[Dataset items]
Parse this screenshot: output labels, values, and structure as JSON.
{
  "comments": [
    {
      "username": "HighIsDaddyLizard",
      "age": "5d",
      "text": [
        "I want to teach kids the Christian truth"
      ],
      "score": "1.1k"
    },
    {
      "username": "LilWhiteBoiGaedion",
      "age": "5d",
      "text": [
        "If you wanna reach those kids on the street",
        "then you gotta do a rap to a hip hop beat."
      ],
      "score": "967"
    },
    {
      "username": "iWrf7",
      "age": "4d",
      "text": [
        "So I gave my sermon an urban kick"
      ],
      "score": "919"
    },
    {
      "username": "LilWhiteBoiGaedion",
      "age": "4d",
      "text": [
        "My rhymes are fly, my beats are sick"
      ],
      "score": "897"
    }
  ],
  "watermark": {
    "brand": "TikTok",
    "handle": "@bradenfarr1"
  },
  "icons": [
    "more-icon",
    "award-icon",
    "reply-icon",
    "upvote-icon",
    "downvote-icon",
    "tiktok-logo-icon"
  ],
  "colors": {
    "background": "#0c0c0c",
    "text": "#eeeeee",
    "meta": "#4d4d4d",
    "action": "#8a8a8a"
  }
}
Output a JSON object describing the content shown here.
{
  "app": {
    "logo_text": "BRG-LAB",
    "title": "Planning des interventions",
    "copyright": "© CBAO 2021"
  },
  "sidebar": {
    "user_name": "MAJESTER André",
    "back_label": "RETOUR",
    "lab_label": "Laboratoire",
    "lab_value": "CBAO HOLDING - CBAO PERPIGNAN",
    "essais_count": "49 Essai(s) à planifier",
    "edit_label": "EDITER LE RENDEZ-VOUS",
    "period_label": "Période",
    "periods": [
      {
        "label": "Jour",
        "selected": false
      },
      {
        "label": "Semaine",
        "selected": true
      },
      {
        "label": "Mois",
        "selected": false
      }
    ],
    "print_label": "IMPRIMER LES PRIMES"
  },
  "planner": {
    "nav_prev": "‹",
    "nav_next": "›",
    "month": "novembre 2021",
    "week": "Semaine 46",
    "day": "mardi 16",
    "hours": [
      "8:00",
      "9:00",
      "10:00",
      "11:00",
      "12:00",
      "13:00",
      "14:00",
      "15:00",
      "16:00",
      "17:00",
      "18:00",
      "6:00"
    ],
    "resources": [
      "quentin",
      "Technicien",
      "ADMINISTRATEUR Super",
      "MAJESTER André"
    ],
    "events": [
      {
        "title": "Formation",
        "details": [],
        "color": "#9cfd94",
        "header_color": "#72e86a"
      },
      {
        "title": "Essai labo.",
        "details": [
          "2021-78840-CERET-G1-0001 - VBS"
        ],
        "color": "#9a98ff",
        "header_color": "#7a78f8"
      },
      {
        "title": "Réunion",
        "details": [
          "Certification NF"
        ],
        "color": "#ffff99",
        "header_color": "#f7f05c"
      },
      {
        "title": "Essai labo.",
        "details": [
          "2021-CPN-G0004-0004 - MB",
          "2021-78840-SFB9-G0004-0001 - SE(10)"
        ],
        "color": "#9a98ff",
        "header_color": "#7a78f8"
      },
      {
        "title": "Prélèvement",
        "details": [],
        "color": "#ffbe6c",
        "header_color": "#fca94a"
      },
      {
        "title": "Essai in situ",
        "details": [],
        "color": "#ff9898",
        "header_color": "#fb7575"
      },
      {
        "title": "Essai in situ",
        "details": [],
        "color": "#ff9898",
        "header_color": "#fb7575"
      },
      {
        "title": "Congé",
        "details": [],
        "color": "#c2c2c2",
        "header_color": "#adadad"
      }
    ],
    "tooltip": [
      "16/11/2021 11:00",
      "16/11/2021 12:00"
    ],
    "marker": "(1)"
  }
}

- Brief:
Look through the entries above for the word "title". Copy every line where it shows up.

- Expected answer:
    "title": "Planning des interventions",
        "title": "Formation",
        "title": "Essai labo.",
        "title": "Réunion",
        "title": "Essai labo.",
        "title": "Prélèvement",
        "title": "Essai in situ",
        "title": "Essai in situ",
        "title": "Congé",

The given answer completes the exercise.